▶ **Aim**
Take the lines from the one with "Output a JSON" through the end of the material below and repeat them exactly, dropping every picture.

Stored data
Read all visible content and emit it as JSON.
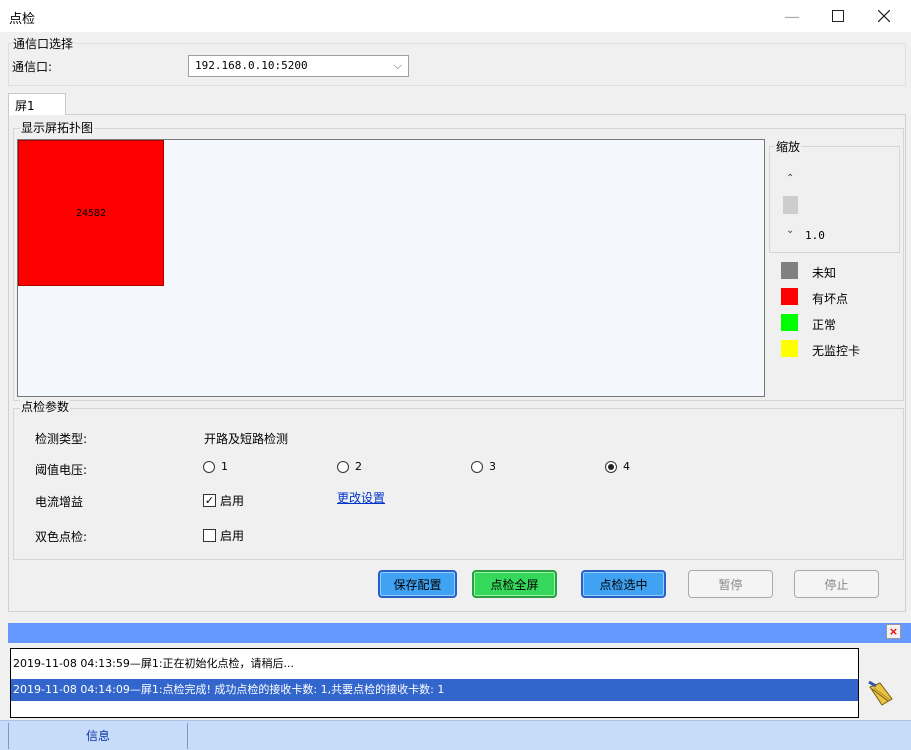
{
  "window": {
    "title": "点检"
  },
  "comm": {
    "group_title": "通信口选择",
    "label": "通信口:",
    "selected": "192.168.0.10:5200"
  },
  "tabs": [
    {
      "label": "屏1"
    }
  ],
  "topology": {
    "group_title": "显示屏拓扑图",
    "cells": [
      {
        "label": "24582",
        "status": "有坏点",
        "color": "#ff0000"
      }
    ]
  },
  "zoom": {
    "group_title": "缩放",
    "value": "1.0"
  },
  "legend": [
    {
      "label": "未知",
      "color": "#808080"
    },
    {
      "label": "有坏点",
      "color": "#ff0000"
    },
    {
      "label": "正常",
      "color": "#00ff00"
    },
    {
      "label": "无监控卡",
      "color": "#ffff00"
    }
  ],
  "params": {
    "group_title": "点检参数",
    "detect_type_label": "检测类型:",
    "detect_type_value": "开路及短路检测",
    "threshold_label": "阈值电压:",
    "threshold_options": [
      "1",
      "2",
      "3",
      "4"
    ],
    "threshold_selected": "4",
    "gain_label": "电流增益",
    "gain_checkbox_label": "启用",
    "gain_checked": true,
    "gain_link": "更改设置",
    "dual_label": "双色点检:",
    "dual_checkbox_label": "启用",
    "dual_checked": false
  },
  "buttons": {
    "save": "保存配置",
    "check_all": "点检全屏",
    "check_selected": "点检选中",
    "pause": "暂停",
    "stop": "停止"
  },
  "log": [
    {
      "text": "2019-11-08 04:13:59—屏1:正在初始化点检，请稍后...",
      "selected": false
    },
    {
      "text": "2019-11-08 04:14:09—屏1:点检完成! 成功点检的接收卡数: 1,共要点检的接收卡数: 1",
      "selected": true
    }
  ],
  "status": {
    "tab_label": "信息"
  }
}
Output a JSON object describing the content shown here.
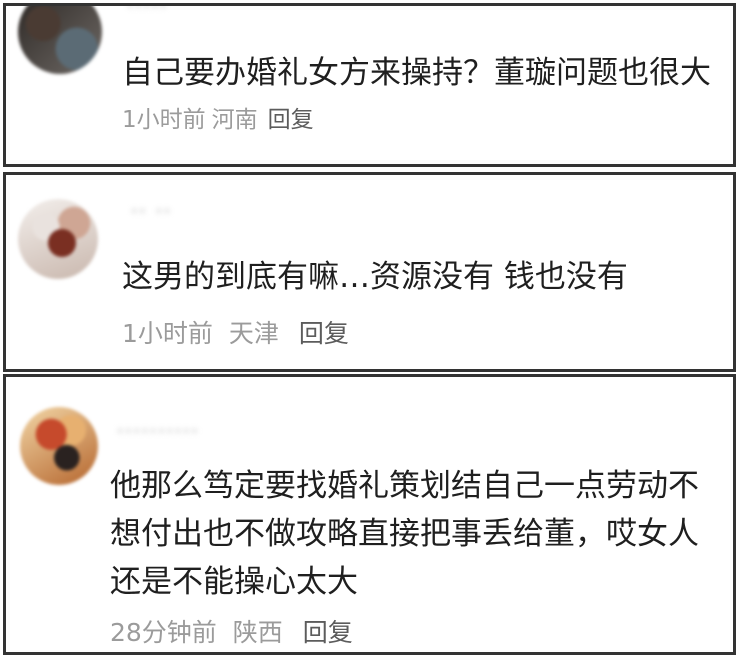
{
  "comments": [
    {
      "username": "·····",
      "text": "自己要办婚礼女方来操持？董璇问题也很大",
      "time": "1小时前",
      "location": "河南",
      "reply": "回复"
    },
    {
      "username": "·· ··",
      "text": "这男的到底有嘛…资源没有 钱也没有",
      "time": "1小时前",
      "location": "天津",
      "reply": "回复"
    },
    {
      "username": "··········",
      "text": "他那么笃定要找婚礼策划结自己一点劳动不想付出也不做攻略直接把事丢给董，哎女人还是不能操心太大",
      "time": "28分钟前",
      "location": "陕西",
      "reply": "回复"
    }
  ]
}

▶ **Response to this exercise**
Output a JSON object describing the content shown here.
{
  "comments": [
    {
      "username": "·····",
      "text": "自己要办婚礼女方来操持？董璇问题也很大",
      "time": "1小时前",
      "location": "河南",
      "reply": "回复"
    },
    {
      "username": "·· ··",
      "text": "这男的到底有嘛…资源没有 钱也没有",
      "time": "1小时前",
      "location": "天津",
      "reply": "回复"
    },
    {
      "username": "··········",
      "text": "他那么笃定要找婚礼策划结自己一点劳动不想付出也不做攻略直接把事丢给董，哎女人还是不能操心太大",
      "time": "28分钟前",
      "location": "陕西",
      "reply": "回复"
    }
  ]
}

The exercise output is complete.